In the listing that follows, how many lines contain the string "title"? Provide only the number.

**INFORMATION GIVEN**
..............................
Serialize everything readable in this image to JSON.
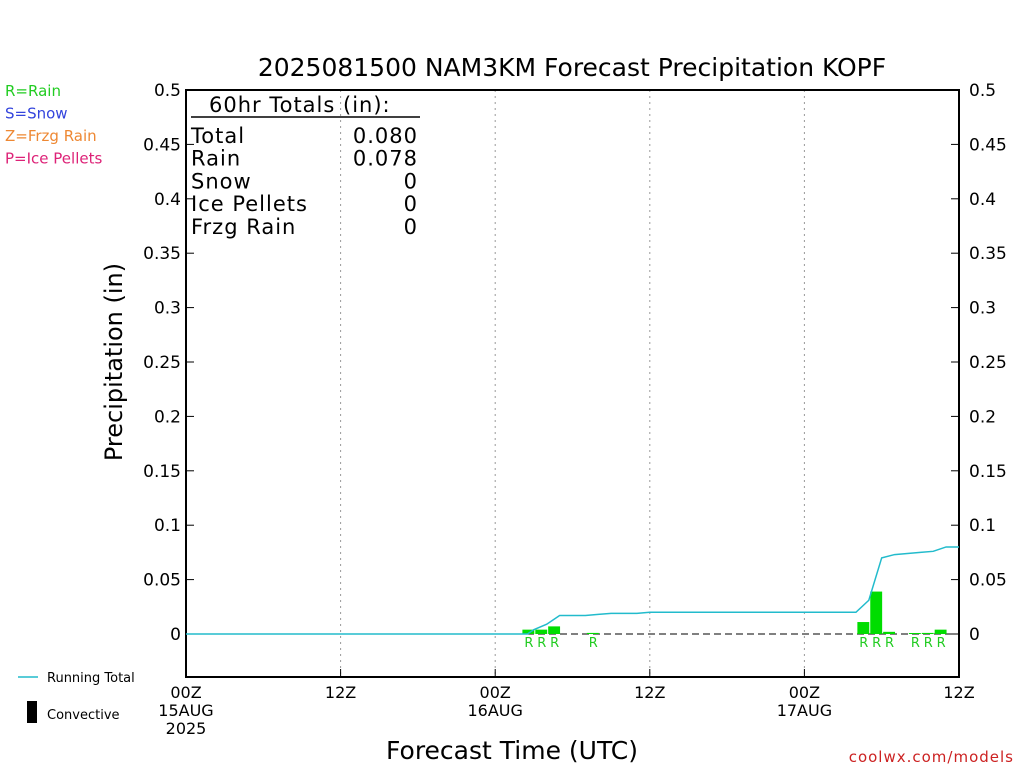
{
  "legend_types": [
    {
      "label": "R=Rain",
      "color": "#22cc22"
    },
    {
      "label": "S=Snow",
      "color": "#3344dd"
    },
    {
      "label": "Z=Frzg Rain",
      "color": "#ee8833"
    },
    {
      "label": "P=Ice Pellets",
      "color": "#dd2277"
    }
  ],
  "legend_bottom": {
    "running_total": "Running Total",
    "convective": "Convective",
    "running_total_color": "#22bbcc"
  },
  "totals_box": {
    "title": "60hr Totals (in):",
    "rows": [
      {
        "label": "Total",
        "value": "0.080"
      },
      {
        "label": "Rain",
        "value": "0.078"
      },
      {
        "label": "Snow",
        "value": "0"
      },
      {
        "label": "Ice Pellets",
        "value": "0"
      },
      {
        "label": "Frzg Rain",
        "value": "0"
      }
    ]
  },
  "credit": "coolwx.com/models",
  "chart_data": {
    "type": "bar",
    "title": "2025081500 NAM3KM Forecast Precipitation KOPF",
    "xlabel": "Forecast Time (UTC)",
    "ylabel": "Precipitation (in)",
    "xlim": [
      0,
      60
    ],
    "ylim": [
      0,
      0.5
    ],
    "yticks": [
      "0",
      "0.05",
      "0.1",
      "0.15",
      "0.2",
      "0.25",
      "0.3",
      "0.35",
      "0.4",
      "0.45",
      "0.5"
    ],
    "yticks_right": [
      "0",
      "0.05",
      "0.1",
      "0.15",
      "0.2",
      "0.25",
      "0.3",
      "0.35",
      "0.4",
      "0.45",
      "0.5"
    ],
    "xticks": [
      {
        "hour": 0,
        "lines": [
          "00Z",
          "15AUG",
          "2025"
        ]
      },
      {
        "hour": 12,
        "lines": [
          "12Z"
        ]
      },
      {
        "hour": 24,
        "lines": [
          "00Z",
          "16AUG"
        ]
      },
      {
        "hour": 36,
        "lines": [
          "12Z"
        ]
      },
      {
        "hour": 48,
        "lines": [
          "00Z",
          "17AUG"
        ]
      },
      {
        "hour": 60,
        "lines": [
          "12Z"
        ]
      }
    ],
    "grid": "vertical-dotted",
    "colors": {
      "bar": "#00dd00",
      "running_total": "#22bbcc",
      "type_label": "#22cc22"
    },
    "series": [
      {
        "name": "Rain",
        "bars": [
          {
            "hour": 27,
            "value": 0.004,
            "type": "R"
          },
          {
            "hour": 28,
            "value": 0.004,
            "type": "R"
          },
          {
            "hour": 29,
            "value": 0.007,
            "type": "R"
          },
          {
            "hour": 32,
            "value": 0.001,
            "type": "R"
          },
          {
            "hour": 53,
            "value": 0.011,
            "type": "R"
          },
          {
            "hour": 54,
            "value": 0.039,
            "type": "R"
          },
          {
            "hour": 55,
            "value": 0.002,
            "type": "R"
          },
          {
            "hour": 57,
            "value": 0.0005,
            "type": "R"
          },
          {
            "hour": 58,
            "value": 0.001,
            "type": "R"
          },
          {
            "hour": 59,
            "value": 0.004,
            "type": "R"
          }
        ]
      },
      {
        "name": "Running Total",
        "x": [
          0,
          26.5,
          27,
          28,
          29,
          30,
          31,
          32,
          33,
          34,
          35,
          36,
          52,
          53,
          54,
          55,
          56,
          57,
          58,
          59,
          60
        ],
        "values": [
          0,
          0,
          0.004,
          0.009,
          0.017,
          0.017,
          0.017,
          0.018,
          0.019,
          0.019,
          0.019,
          0.02,
          0.02,
          0.031,
          0.07,
          0.073,
          0.074,
          0.075,
          0.076,
          0.08,
          0.08
        ]
      }
    ]
  }
}
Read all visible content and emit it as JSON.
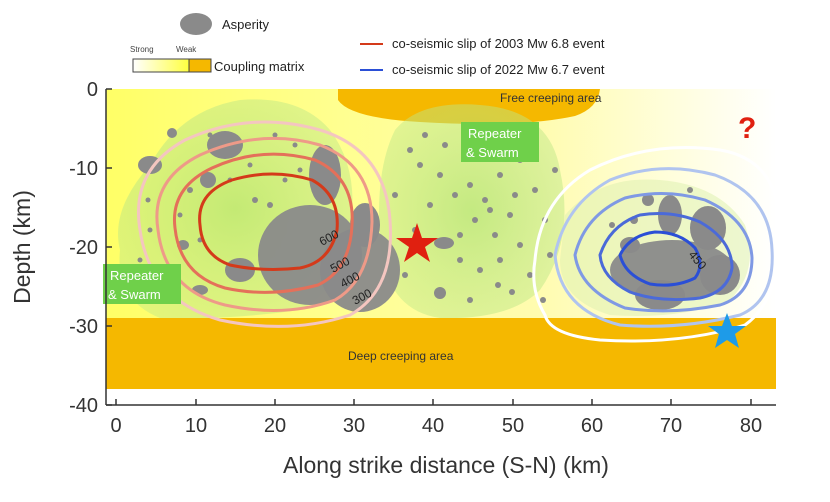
{
  "legend": {
    "asperity": "Asperity",
    "strong": "Strong",
    "weak": "Weak",
    "coupling": "Coupling matrix",
    "slip_2003": "co-seismic slip of 2003 Mw 6.8 event",
    "slip_2022": "co-seismic slip of 2022 Mw 6.7 event"
  },
  "labels": {
    "free_creeping": "Free creeping area",
    "deep_creeping": "Deep creeping area",
    "repeater_line1": "Repeater",
    "repeater_line2": "& Swarm",
    "question": "?"
  },
  "contours_2003": [
    "600",
    "500",
    "400",
    "300"
  ],
  "contours_2022": [
    "450"
  ],
  "axes": {
    "xlabel": "Along strike distance (S-N) (km)",
    "ylabel": "Depth (km)",
    "xticks": [
      "0",
      "10",
      "20",
      "30",
      "40",
      "50",
      "60",
      "70",
      "80"
    ],
    "yticks": [
      "0",
      "-10",
      "-20",
      "-30",
      "-40"
    ]
  },
  "colors": {
    "coupling_strong": "#ffff80",
    "coupling_weak": "#f5b800",
    "creeping": "#f5b800",
    "repeater_zone": "#9be06a",
    "asperity": "#8a8a8a",
    "slip_2003": "#d43a1a",
    "slip_2022": "#2b4fd6",
    "star_2003": "#e02010",
    "star_2022": "#1e9be8",
    "question": "#e02010"
  }
}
..............................
**ANSWER FOR THIS EXERCISE**
2